*** Data in this exercise ***

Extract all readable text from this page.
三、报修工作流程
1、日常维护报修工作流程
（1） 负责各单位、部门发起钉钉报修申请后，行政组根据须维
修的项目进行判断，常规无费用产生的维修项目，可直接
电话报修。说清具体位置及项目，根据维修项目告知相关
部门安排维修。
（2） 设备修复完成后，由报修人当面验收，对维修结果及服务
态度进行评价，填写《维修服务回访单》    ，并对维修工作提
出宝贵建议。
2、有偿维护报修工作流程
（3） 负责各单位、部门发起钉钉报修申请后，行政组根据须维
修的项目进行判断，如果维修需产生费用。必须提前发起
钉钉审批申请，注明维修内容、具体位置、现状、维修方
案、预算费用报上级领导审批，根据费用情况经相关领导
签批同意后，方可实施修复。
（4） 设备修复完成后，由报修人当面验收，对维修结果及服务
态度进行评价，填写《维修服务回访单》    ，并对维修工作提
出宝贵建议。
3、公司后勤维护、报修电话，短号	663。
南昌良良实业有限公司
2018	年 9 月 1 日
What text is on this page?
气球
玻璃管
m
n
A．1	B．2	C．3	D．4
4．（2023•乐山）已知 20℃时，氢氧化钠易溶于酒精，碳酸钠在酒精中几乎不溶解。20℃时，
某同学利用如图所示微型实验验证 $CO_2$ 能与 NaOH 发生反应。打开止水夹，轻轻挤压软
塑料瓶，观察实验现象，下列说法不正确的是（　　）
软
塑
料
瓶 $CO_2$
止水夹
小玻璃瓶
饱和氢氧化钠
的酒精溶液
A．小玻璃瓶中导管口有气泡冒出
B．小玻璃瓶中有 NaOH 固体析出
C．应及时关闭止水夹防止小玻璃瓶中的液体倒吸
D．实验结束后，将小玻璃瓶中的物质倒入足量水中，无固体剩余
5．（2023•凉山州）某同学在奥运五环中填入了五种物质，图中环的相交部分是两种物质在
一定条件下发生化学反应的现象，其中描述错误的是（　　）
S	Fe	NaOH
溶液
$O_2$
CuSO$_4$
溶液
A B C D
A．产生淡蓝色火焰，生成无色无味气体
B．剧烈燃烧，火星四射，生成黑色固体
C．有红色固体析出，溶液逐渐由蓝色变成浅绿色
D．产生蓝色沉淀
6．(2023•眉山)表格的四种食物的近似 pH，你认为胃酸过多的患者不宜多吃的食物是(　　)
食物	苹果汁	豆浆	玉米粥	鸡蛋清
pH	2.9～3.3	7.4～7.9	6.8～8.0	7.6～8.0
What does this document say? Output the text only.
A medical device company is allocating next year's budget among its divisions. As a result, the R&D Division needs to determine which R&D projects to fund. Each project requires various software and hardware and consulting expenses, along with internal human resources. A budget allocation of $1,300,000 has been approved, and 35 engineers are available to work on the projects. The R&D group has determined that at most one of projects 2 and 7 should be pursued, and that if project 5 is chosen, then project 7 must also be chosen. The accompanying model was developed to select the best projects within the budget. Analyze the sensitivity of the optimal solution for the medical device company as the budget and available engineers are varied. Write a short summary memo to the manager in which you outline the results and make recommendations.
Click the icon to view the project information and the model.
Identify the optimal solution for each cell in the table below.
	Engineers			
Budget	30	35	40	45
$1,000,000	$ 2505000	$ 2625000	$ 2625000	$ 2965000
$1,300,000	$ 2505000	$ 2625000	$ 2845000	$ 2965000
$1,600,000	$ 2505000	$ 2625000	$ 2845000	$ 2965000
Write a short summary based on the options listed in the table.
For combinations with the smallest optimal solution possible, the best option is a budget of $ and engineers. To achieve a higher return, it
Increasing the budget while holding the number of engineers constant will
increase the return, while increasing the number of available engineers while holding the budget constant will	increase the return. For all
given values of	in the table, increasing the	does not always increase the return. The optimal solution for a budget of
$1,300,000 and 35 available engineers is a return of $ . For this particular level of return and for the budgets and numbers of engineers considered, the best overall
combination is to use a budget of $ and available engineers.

***

Requirement: Retype the material in full, character for character.

Reply:
Extract all readable text from this page.
三、报修工作流程
1、日常维护报修工作流程
（1） 负责各单位、部门发起钉钉报修申请后，行政组根据须维
修的项目进行判断，常规无费用产生的维修项目，可直接
电话报修。说清具体位置及项目，根据维修项目告知相关
部门安排维修。
（2） 设备修复完成后，由报修人当面验收，对维修结果及服务
态度进行评价，填写《维修服务回访单》    ，并对维修工作提
出宝贵建议。
2、有偿维护报修工作流程
（3） 负责各单位、部门发起钉钉报修申请后，行政组根据须维
修的项目进行判断，如果维修需产生费用。必须提前发起
钉钉审批申请，注明维修内容、具体位置、现状、维修方
案、预算费用报上级领导审批，根据费用情况经相关领导
签批同意后，方可实施修复。
（4） 设备修复完成后，由报修人当面验收，对维修结果及服务
态度进行评价，填写《维修服务回访单》    ，并对维修工作提
出宝贵建议。
3、公司后勤维护、报修电话，短号	663。
南昌良良实业有限公司
2018	年 9 月 1 日
What text is on this page?
气球
玻璃管
m
n
A．1	B．2	C．3	D．4
4．（2023•乐山）已知 20℃时，氢氧化钠易溶于酒精，碳酸钠在酒精中几乎不溶解。20℃时，
某同学利用如图所示微型实验验证 $CO_2$ 能与 NaOH 发生反应。打开止水夹，轻轻挤压软
塑料瓶，观察实验现象，下列说法不正确的是（　　）
软
塑
料
瓶 $CO_2$
止水夹
小玻璃瓶
饱和氢氧化钠
的酒精溶液
A．小玻璃瓶中导管口有气泡冒出
B．小玻璃瓶中有 NaOH 固体析出
C．应及时关闭止水夹防止小玻璃瓶中的液体倒吸
D．实验结束后，将小玻璃瓶中的物质倒入足量水中，无固体剩余
5．（2023•凉山州）某同学在奥运五环中填入了五种物质，图中环的相交部分是两种物质在
一定条件下发生化学反应的现象，其中描述错误的是（　　）
S	Fe	NaOH
溶液
$O_2$
CuSO$_4$
溶液
A B C D
A．产生淡蓝色火焰，生成无色无味气体
B．剧烈燃烧，火星四射，生成黑色固体
C．有红色固体析出，溶液逐渐由蓝色变成浅绿色
D．产生蓝色沉淀
6．(2023•眉山)表格的四种食物的近似 pH，你认为胃酸过多的患者不宜多吃的食物是(　　)
食物	苹果汁	豆浆	玉米粥	鸡蛋清
pH	2.9～3.3	7.4～7.9	6.8～8.0	7.6～8.0
What does this document say? Output the text only.
A medical device company is allocating next year's budget among its divisions. As a result, the R&D Division needs to determine which R&D projects to fund. Each project requires various software and hardware and consulting expenses, along with internal human resources. A budget allocation of $1,300,000 has been approved, and 35 engineers are available to work on the projects. The R&D group has determined that at most one of projects 2 and 7 should be pursued, and that if project 5 is chosen, then project 7 must also be chosen. The accompanying model was developed to select the best projects within the budget. Analyze the sensitivity of the optimal solution for the medical device company as the budget and available engineers are varied. Write a short summary memo to the manager in which you outline the results and make recommendations.
Click the icon to view the project information and the model.
Identify the optimal solution for each cell in the table below.
	Engineers			
Budget	30	35	40	45
$1,000,000	$ 2505000	$ 2625000	$ 2625000	$ 2965000
$1,300,000	$ 2505000	$ 2625000	$ 2845000	$ 2965000
$1,600,000	$ 2505000	$ 2625000	$ 2845000	$ 2965000
Write a short summary based on the options listed in the table.
For combinations with the smallest optimal solution possible, the best option is a budget of $ and engineers. To achieve a higher return, it
Increasing the budget while holding the number of engineers constant will
increase the return, while increasing the number of available engineers while holding the budget constant will	increase the return. For all
given values of	in the table, increasing the	does not always increase the return. The optimal solution for a budget of
$1,300,000 and 35 available engineers is a return of $ . For this particular level of return and for the budgets and numbers of engineers considered, the best overall
combination is to use a budget of $ and available engineers.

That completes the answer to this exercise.